GOAL OF THE EXERCISE: Write the data out again exactly, with no pictures.

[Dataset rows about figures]
==============================
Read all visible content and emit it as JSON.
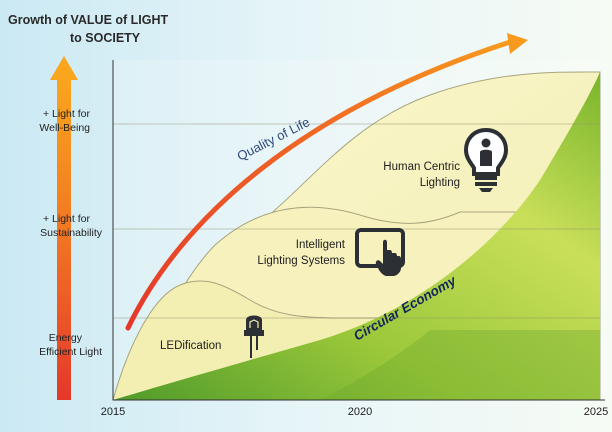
{
  "title": {
    "line1": "Growth of VALUE of LIGHT",
    "line2": "to SOCIETY"
  },
  "y_levels": [
    {
      "line1": "+ Light for",
      "line2": "Well-Being"
    },
    {
      "line1": "+ Light for",
      "line2": "Sustainability"
    },
    {
      "line1": "Energy",
      "line2": "Efficient Light"
    }
  ],
  "x_ticks": [
    "2015",
    "2020",
    "2025"
  ],
  "stages": [
    {
      "line1": "LEDification",
      "line2": "",
      "icon": "led-bulb-icon"
    },
    {
      "line1": "Intelligent",
      "line2": "Lighting Systems",
      "icon": "touch-tablet-icon"
    },
    {
      "line1": "Human Centric",
      "line2": "Lighting",
      "icon": "light-bulb-person-icon"
    }
  ],
  "curve_label": "Quality of Life",
  "economy_label": "Circular Economy",
  "colors": {
    "background_sky": "#dff1f7",
    "stage_fill": "#f7f3c2",
    "stage_stroke": "#9c9a7a",
    "green_light": "#d6e57a",
    "green_dark": "#78b52a",
    "arrow_orange": "#f7931e",
    "arrow_red": "#e5372b",
    "icon_dark": "#2c2f33"
  }
}
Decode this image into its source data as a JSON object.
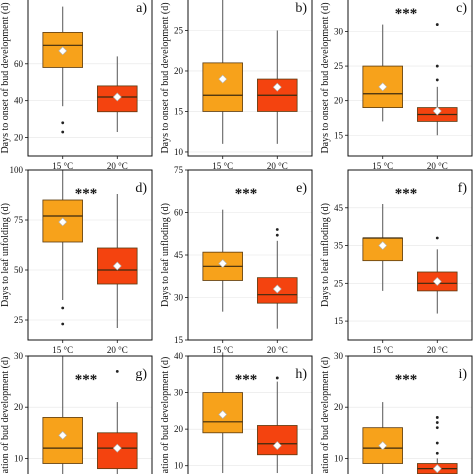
{
  "colors": {
    "c15": "#f7a21b",
    "c20": "#f4430f",
    "frame": "#111111",
    "grid": "#e6e6e6",
    "whisker": "#555555"
  },
  "chart_data": [
    {
      "panel": "a",
      "type": "box",
      "ylabel": "Days to onset of bud development (d)",
      "ylim": [
        10,
        100
      ],
      "yticks": [
        20,
        40,
        60
      ],
      "categories": [
        "15 °C",
        "20 °C"
      ],
      "boxes": [
        {
          "q1": 58,
          "median": 70,
          "q3": 77,
          "whislo": 37,
          "whishi": 91,
          "mean": 67,
          "outliers": [
            28,
            23
          ]
        },
        {
          "q1": 34,
          "median": 42,
          "q3": 48,
          "whislo": 23,
          "whishi": 64,
          "mean": 42,
          "outliers": []
        }
      ],
      "significance": "",
      "show_xticks": true
    },
    {
      "panel": "b",
      "type": "box",
      "ylabel": "Days to onset of bud development (d)",
      "ylim": [
        9.5,
        30
      ],
      "yticks": [
        10,
        15,
        20,
        25
      ],
      "categories": [
        "15 °C",
        "20 °C"
      ],
      "boxes": [
        {
          "q1": 15,
          "median": 17,
          "q3": 21,
          "whislo": 11,
          "whishi": 29,
          "mean": 19,
          "outliers": []
        },
        {
          "q1": 15,
          "median": 17,
          "q3": 19,
          "whislo": 11,
          "whishi": 25,
          "mean": 18,
          "outliers": [
            29
          ]
        }
      ],
      "significance": "",
      "show_xticks": true
    },
    {
      "panel": "c",
      "type": "box",
      "ylabel": "Days to onset of bud development (d)",
      "ylim": [
        12,
        36
      ],
      "yticks": [
        15,
        20,
        25,
        30
      ],
      "categories": [
        "15 °C",
        "20 °C"
      ],
      "boxes": [
        {
          "q1": 19,
          "median": 21,
          "q3": 25,
          "whislo": 17,
          "whishi": 31,
          "mean": 22,
          "outliers": []
        },
        {
          "q1": 17,
          "median": 18,
          "q3": 19,
          "whislo": 15,
          "whishi": 22,
          "mean": 18.5,
          "outliers": [
            23,
            25,
            31
          ]
        }
      ],
      "significance": "***",
      "show_xticks": true
    },
    {
      "panel": "d",
      "type": "box",
      "ylabel": "Days to leaf unfolding (d)",
      "ylim": [
        15,
        100
      ],
      "yticks": [
        25,
        50,
        75,
        100
      ],
      "categories": [
        "15 °C",
        "20 °C"
      ],
      "boxes": [
        {
          "q1": 64,
          "median": 77,
          "q3": 85,
          "whislo": 35,
          "whishi": 100,
          "mean": 74,
          "outliers": [
            31,
            23
          ]
        },
        {
          "q1": 43,
          "median": 50,
          "q3": 61,
          "whislo": 21,
          "whishi": 88,
          "mean": 52,
          "outliers": []
        }
      ],
      "significance": "***",
      "show_xticks": true
    },
    {
      "panel": "e",
      "type": "box",
      "ylabel": "Days to leaf unfloding (d)",
      "ylim": [
        15,
        75
      ],
      "yticks": [
        15,
        30,
        45,
        60,
        75
      ],
      "categories": [
        "15 °C",
        "20 °C"
      ],
      "boxes": [
        {
          "q1": 36,
          "median": 41,
          "q3": 46,
          "whislo": 25,
          "whishi": 61,
          "mean": 42,
          "outliers": []
        },
        {
          "q1": 28,
          "median": 31,
          "q3": 37,
          "whislo": 19,
          "whishi": 50,
          "mean": 33,
          "outliers": [
            52,
            54
          ]
        }
      ],
      "significance": "***",
      "show_xticks": true
    },
    {
      "panel": "f",
      "type": "box",
      "ylabel": "Days to leaf unfloding (d)",
      "ylim": [
        10,
        55
      ],
      "yticks": [
        15,
        25,
        35,
        45
      ],
      "categories": [
        "15 °C",
        "20 °C"
      ],
      "boxes": [
        {
          "q1": 31,
          "median": 37,
          "q3": 37,
          "whislo": 23,
          "whishi": 46,
          "mean": 35,
          "outliers": []
        },
        {
          "q1": 23,
          "median": 25,
          "q3": 28,
          "whislo": 17,
          "whishi": 34,
          "mean": 25.5,
          "outliers": [
            37
          ]
        }
      ],
      "significance": "***",
      "show_xticks": true
    },
    {
      "panel": "g",
      "type": "box",
      "ylabel": "ation of bud development (d)",
      "ylim": [
        5,
        30
      ],
      "yticks": [
        10,
        20,
        30
      ],
      "categories": [
        "15 °C",
        "20 °C"
      ],
      "boxes": [
        {
          "q1": 9,
          "median": 12,
          "q3": 18,
          "whislo": 5,
          "whishi": 30,
          "mean": 14.5,
          "outliers": []
        },
        {
          "q1": 8,
          "median": 12,
          "q3": 15,
          "whislo": 5,
          "whishi": 21,
          "mean": 12,
          "outliers": [
            27
          ]
        }
      ],
      "significance": "***",
      "show_xticks": false
    },
    {
      "panel": "h",
      "type": "box",
      "ylabel": "ation of bud development (d)",
      "ylim": [
        5,
        40
      ],
      "yticks": [
        10,
        20,
        30,
        40
      ],
      "categories": [
        "15 °C",
        "20 °C"
      ],
      "boxes": [
        {
          "q1": 19,
          "median": 22,
          "q3": 30,
          "whislo": 8,
          "whishi": 41,
          "mean": 24,
          "outliers": []
        },
        {
          "q1": 13,
          "median": 16,
          "q3": 21,
          "whislo": 8,
          "whishi": 33,
          "mean": 15.5,
          "outliers": [
            34
          ]
        }
      ],
      "significance": "***",
      "show_xticks": false
    },
    {
      "panel": "i",
      "type": "box",
      "ylabel": "ation of bud development (d)",
      "ylim": [
        5,
        30
      ],
      "yticks": [
        10,
        20,
        30
      ],
      "categories": [
        "15 °C",
        "20 °C"
      ],
      "boxes": [
        {
          "q1": 9,
          "median": 12,
          "q3": 16,
          "whislo": 5,
          "whishi": 21,
          "mean": 12.5,
          "outliers": []
        },
        {
          "q1": 7,
          "median": 8,
          "q3": 9,
          "whislo": 5,
          "whishi": 10,
          "mean": 8,
          "outliers": [
            11,
            13,
            16,
            17,
            18
          ]
        }
      ],
      "significance": "***",
      "show_xticks": false
    }
  ]
}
==============================
EXERCISE OUTPUT:
Read all visible content and emit it as JSON.
{
  "title": {
    "line1": "Growth of VALUE of LIGHT",
    "line2": "to SOCIETY"
  },
  "y_levels": [
    {
      "line1": "+ Light for",
      "line2": "Well-Being"
    },
    {
      "line1": "+ Light for",
      "line2": "Sustainability"
    },
    {
      "line1": "Energy",
      "line2": "Efficient Light"
    }
  ],
  "x_ticks": [
    "2015",
    "2020",
    "2025"
  ],
  "stages": [
    {
      "line1": "LEDification",
      "line2": "",
      "icon": "led-bulb-icon"
    },
    {
      "line1": "Intelligent",
      "line2": "Lighting Systems",
      "icon": "touch-tablet-icon"
    },
    {
      "line1": "Human Centric",
      "line2": "Lighting",
      "icon": "light-bulb-person-icon"
    }
  ],
  "curve_label": "Quality of Life",
  "economy_label": "Circular Economy",
  "colors": {
    "background_sky": "#dff1f7",
    "stage_fill": "#f7f3c2",
    "stage_stroke": "#9c9a7a",
    "green_light": "#d6e57a",
    "green_dark": "#78b52a",
    "arrow_orange": "#f7931e",
    "arrow_red": "#e5372b",
    "icon_dark": "#2c2f33"
  }
}
Decode this image into its source data as a JSON object.
{
  "colors": {
    "c15": "#f7a21b",
    "c20": "#f4430f",
    "frame": "#111111",
    "grid": "#e6e6e6",
    "whisker": "#555555"
  },
  "chart_data": [
    {
      "panel": "a",
      "type": "box",
      "ylabel": "Days to onset of bud development (d)",
      "ylim": [
        10,
        100
      ],
      "yticks": [
        20,
        40,
        60
      ],
      "categories": [
        "15 °C",
        "20 °C"
      ],
      "boxes": [
        {
          "q1": 58,
          "median": 70,
          "q3": 77,
          "whislo": 37,
          "whishi": 91,
          "mean": 67,
          "outliers": [
            28,
            23
          ]
        },
        {
          "q1": 34,
          "median": 42,
          "q3": 48,
          "whislo": 23,
          "whishi": 64,
          "mean": 42,
          "outliers": []
        }
      ],
      "significance": "",
      "show_xticks": true
    },
    {
      "panel": "b",
      "type": "box",
      "ylabel": "Days to onset of bud development (d)",
      "ylim": [
        9.5,
        30
      ],
      "yticks": [
        10,
        15,
        20,
        25
      ],
      "categories": [
        "15 °C",
        "20 °C"
      ],
      "boxes": [
        {
          "q1": 15,
          "median": 17,
          "q3": 21,
          "whislo": 11,
          "whishi": 29,
          "mean": 19,
          "outliers": []
        },
        {
          "q1": 15,
          "median": 17,
          "q3": 19,
          "whislo": 11,
          "whishi": 25,
          "mean": 18,
          "outliers": [
            29
          ]
        }
      ],
      "significance": "",
      "show_xticks": true
    },
    {
      "panel": "c",
      "type": "box",
      "ylabel": "Days to onset of bud development (d)",
      "ylim": [
        12,
        36
      ],
      "yticks": [
        15,
        20,
        25,
        30
      ],
      "categories": [
        "15 °C",
        "20 °C"
      ],
      "boxes": [
        {
          "q1": 19,
          "median": 21,
          "q3": 25,
          "whislo": 17,
          "whishi": 31,
          "mean": 22,
          "outliers": []
        },
        {
          "q1": 17,
          "median": 18,
          "q3": 19,
          "whislo": 15,
          "whishi": 22,
          "mean": 18.5,
          "outliers": [
            23,
            25,
            31
          ]
        }
      ],
      "significance": "***",
      "show_xticks": true
    },
    {
      "panel": "d",
      "type": "box",
      "ylabel": "Days to leaf unfolding (d)",
      "ylim": [
        15,
        100
      ],
      "yticks": [
        25,
        50,
        75,
        100
      ],
      "categories": [
        "15 °C",
        "20 °C"
      ],
      "boxes": [
        {
          "q1": 64,
          "median": 77,
          "q3": 85,
          "whislo": 35,
          "whishi": 100,
          "mean": 74,
          "outliers": [
            31,
            23
          ]
        },
        {
          "q1": 43,
          "median": 50,
          "q3": 61,
          "whislo": 21,
          "whishi": 88,
          "mean": 52,
          "outliers": []
        }
      ],
      "significance": "***",
      "show_xticks": true
    },
    {
      "panel": "e",
      "type": "box",
      "ylabel": "Days to leaf unfloding (d)",
      "ylim": [
        15,
        75
      ],
      "yticks": [
        15,
        30,
        45,
        60,
        75
      ],
      "categories": [
        "15 °C",
        "20 °C"
      ],
      "boxes": [
        {
          "q1": 36,
          "median": 41,
          "q3": 46,
          "whislo": 25,
          "whishi": 61,
          "mean": 42,
          "outliers": []
        },
        {
          "q1": 28,
          "median": 31,
          "q3": 37,
          "whislo": 19,
          "whishi": 50,
          "mean": 33,
          "outliers": [
            52,
            54
          ]
        }
      ],
      "significance": "***",
      "show_xticks": true
    },
    {
      "panel": "f",
      "type": "box",
      "ylabel": "Days to leaf unfloding (d)",
      "ylim": [
        10,
        55
      ],
      "yticks": [
        15,
        25,
        35,
        45
      ],
      "categories": [
        "15 °C",
        "20 °C"
      ],
      "boxes": [
        {
          "q1": 31,
          "median": 37,
          "q3": 37,
          "whislo": 23,
          "whishi": 46,
          "mean": 35,
          "outliers": []
        },
        {
          "q1": 23,
          "median": 25,
          "q3": 28,
          "whislo": 17,
          "whishi": 34,
          "mean": 25.5,
          "outliers": [
            37
          ]
        }
      ],
      "significance": "***",
      "show_xticks": true
    },
    {
      "panel": "g",
      "type": "box",
      "ylabel": "ation of bud development (d)",
      "ylim": [
        5,
        30
      ],
      "yticks": [
        10,
        20,
        30
      ],
      "categories": [
        "15 °C",
        "20 °C"
      ],
      "boxes": [
        {
          "q1": 9,
          "median": 12,
          "q3": 18,
          "whislo": 5,
          "whishi": 30,
          "mean": 14.5,
          "outliers": []
        },
        {
          "q1": 8,
          "median": 12,
          "q3": 15,
          "whislo": 5,
          "whishi": 21,
          "mean": 12,
          "outliers": [
            27
          ]
        }
      ],
      "significance": "***",
      "show_xticks": false
    },
    {
      "panel": "h",
      "type": "box",
      "ylabel": "ation of bud development (d)",
      "ylim": [
        5,
        40
      ],
      "yticks": [
        10,
        20,
        30,
        40
      ],
      "categories": [
        "15 °C",
        "20 °C"
      ],
      "boxes": [
        {
          "q1": 19,
          "median": 22,
          "q3": 30,
          "whislo": 8,
          "whishi": 41,
          "mean": 24,
          "outliers": []
        },
        {
          "q1": 13,
          "median": 16,
          "q3": 21,
          "whislo": 8,
          "whishi": 33,
          "mean": 15.5,
          "outliers": [
            34
          ]
        }
      ],
      "significance": "***",
      "show_xticks": false
    },
    {
      "panel": "i",
      "type": "box",
      "ylabel": "ation of bud development (d)",
      "ylim": [
        5,
        30
      ],
      "yticks": [
        10,
        20,
        30
      ],
      "categories": [
        "15 °C",
        "20 °C"
      ],
      "boxes": [
        {
          "q1": 9,
          "median": 12,
          "q3": 16,
          "whislo": 5,
          "whishi": 21,
          "mean": 12.5,
          "outliers": []
        },
        {
          "q1": 7,
          "median": 8,
          "q3": 9,
          "whislo": 5,
          "whishi": 10,
          "mean": 8,
          "outliers": [
            11,
            13,
            16,
            17,
            18
          ]
        }
      ],
      "significance": "***",
      "show_xticks": false
    }
  ]
}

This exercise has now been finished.